[What to work on] Going through the entries below, count each line that holds "mutation" and give only the total.

--- Data listing ---

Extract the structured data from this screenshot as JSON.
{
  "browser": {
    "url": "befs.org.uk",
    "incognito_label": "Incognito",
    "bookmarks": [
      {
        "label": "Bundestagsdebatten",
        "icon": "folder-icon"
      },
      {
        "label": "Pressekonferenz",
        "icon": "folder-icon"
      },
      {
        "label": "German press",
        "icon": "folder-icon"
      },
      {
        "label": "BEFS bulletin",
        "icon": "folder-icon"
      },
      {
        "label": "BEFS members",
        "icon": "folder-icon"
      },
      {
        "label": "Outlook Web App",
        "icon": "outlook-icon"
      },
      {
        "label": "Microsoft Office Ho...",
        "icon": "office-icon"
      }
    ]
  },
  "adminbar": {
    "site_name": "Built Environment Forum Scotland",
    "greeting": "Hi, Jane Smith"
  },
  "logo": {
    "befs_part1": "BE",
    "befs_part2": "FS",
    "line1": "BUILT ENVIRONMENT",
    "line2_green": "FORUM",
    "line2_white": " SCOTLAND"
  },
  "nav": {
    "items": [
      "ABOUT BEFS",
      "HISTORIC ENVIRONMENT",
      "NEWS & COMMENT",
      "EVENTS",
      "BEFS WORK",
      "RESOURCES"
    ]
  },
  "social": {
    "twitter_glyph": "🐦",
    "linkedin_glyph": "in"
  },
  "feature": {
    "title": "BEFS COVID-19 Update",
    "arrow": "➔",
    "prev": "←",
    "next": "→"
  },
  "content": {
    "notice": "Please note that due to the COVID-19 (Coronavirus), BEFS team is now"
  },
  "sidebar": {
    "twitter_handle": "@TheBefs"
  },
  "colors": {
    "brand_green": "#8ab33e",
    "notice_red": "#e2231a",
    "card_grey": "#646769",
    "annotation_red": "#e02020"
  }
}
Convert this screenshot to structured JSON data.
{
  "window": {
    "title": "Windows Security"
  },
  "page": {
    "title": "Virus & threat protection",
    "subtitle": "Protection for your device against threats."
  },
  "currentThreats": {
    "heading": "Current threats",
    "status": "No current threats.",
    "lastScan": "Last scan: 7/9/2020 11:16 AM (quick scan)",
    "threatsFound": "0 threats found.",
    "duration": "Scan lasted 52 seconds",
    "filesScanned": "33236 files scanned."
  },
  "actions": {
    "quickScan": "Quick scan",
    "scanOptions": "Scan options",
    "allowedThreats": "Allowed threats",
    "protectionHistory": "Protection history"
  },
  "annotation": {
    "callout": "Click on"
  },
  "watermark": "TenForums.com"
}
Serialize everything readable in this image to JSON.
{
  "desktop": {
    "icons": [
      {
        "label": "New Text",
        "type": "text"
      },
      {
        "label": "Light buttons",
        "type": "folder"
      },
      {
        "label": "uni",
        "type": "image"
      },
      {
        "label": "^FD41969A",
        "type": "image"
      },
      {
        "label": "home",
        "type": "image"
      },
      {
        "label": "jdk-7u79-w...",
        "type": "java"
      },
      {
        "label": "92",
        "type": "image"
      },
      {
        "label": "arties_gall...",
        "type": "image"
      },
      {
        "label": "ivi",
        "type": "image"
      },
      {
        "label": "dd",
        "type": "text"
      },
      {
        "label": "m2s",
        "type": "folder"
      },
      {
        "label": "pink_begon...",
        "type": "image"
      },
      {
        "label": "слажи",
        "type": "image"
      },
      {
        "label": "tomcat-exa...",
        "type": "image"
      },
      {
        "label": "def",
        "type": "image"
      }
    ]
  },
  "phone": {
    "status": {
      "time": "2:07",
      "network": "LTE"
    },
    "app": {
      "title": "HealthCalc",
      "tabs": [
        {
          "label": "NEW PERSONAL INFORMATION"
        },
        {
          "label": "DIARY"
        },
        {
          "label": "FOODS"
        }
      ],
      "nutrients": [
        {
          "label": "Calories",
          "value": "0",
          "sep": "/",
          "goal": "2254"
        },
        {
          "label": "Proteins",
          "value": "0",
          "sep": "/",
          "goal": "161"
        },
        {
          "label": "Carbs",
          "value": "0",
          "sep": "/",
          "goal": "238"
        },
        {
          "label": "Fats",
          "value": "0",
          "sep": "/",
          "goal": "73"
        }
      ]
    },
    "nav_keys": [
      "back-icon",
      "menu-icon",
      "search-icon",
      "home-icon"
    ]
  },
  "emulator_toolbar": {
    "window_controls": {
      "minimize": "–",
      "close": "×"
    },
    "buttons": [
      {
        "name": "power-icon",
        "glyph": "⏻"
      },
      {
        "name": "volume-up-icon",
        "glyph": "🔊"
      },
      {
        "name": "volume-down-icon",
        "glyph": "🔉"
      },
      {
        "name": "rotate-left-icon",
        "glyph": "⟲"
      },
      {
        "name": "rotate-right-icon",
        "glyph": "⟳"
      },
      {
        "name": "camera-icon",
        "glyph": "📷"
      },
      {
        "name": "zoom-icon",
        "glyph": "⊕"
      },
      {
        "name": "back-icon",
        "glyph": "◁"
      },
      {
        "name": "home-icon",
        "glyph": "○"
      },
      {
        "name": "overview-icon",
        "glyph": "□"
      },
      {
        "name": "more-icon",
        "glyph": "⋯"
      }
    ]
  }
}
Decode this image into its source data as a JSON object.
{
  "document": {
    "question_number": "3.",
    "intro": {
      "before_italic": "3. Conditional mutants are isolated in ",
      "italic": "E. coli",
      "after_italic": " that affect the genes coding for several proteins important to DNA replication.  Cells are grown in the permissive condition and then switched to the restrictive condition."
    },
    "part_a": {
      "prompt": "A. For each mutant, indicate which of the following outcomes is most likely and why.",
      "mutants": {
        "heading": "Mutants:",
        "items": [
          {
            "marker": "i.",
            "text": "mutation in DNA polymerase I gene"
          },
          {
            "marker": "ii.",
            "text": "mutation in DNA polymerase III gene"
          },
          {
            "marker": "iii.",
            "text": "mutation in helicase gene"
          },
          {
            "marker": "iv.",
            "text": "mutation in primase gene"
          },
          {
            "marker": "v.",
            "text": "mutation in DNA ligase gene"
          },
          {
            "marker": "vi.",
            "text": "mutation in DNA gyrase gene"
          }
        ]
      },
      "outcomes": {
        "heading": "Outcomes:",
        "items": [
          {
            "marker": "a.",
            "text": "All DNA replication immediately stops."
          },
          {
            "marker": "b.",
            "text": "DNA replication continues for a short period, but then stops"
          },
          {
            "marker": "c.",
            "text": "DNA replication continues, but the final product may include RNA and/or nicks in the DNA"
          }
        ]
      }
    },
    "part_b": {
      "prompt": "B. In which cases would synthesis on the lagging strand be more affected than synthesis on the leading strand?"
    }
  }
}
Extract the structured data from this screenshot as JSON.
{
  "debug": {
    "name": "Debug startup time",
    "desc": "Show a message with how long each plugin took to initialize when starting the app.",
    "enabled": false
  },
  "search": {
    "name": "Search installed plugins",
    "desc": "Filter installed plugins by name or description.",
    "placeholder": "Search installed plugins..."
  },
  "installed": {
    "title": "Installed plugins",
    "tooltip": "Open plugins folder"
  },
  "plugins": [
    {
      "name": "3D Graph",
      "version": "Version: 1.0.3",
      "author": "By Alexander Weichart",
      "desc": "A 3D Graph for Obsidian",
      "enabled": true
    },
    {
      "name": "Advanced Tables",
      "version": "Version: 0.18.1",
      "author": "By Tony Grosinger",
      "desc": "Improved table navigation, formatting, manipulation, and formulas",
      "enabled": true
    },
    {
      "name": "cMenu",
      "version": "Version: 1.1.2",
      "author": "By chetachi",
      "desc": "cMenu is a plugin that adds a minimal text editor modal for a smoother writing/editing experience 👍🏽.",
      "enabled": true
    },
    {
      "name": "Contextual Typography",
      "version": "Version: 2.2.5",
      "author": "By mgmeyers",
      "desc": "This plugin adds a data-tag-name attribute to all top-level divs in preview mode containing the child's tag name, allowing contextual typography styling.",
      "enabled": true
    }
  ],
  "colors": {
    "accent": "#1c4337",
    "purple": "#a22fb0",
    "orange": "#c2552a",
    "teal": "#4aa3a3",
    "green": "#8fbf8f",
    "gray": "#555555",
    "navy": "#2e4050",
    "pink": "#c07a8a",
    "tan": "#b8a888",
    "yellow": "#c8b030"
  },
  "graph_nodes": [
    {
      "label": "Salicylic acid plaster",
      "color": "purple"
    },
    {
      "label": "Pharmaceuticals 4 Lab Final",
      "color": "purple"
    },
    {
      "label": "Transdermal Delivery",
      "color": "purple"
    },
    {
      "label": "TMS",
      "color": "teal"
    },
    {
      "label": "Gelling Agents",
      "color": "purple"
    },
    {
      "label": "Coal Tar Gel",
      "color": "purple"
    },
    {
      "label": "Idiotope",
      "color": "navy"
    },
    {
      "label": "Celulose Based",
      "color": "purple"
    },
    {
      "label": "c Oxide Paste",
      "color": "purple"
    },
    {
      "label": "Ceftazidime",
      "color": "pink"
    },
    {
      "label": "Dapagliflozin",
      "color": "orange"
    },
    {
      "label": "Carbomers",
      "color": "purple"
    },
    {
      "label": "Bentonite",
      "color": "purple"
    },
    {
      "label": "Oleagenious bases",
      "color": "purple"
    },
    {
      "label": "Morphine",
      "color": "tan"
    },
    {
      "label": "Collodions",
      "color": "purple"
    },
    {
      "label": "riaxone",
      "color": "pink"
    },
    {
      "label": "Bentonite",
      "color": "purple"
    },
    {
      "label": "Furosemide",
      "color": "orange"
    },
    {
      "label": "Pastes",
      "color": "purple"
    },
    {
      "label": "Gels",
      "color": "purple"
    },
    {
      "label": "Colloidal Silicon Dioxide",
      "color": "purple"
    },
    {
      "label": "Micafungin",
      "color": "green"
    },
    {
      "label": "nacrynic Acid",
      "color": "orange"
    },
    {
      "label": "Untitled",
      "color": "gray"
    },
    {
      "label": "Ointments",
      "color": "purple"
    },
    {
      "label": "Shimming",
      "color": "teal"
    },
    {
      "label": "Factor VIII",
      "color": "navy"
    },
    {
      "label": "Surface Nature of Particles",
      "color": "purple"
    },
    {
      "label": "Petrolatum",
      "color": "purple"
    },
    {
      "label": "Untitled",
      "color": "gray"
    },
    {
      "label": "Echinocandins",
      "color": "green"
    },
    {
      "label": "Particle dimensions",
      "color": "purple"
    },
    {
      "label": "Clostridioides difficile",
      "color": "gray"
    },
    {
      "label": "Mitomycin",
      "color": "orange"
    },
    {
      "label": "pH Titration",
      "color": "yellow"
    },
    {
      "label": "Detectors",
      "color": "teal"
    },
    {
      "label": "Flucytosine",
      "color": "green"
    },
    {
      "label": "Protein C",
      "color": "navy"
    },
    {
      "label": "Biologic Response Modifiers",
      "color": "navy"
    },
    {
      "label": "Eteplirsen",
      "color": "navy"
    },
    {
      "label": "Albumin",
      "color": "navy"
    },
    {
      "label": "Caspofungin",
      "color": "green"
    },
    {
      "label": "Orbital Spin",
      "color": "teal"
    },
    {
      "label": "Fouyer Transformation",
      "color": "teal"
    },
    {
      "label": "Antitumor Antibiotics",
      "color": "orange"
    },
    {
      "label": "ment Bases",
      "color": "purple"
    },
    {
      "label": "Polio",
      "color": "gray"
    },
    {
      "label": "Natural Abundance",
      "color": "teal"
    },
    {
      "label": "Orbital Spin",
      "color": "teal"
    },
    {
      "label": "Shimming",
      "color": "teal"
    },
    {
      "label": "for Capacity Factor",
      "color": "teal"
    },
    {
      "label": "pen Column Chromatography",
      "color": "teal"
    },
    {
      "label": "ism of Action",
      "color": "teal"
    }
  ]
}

---

[Written response] 6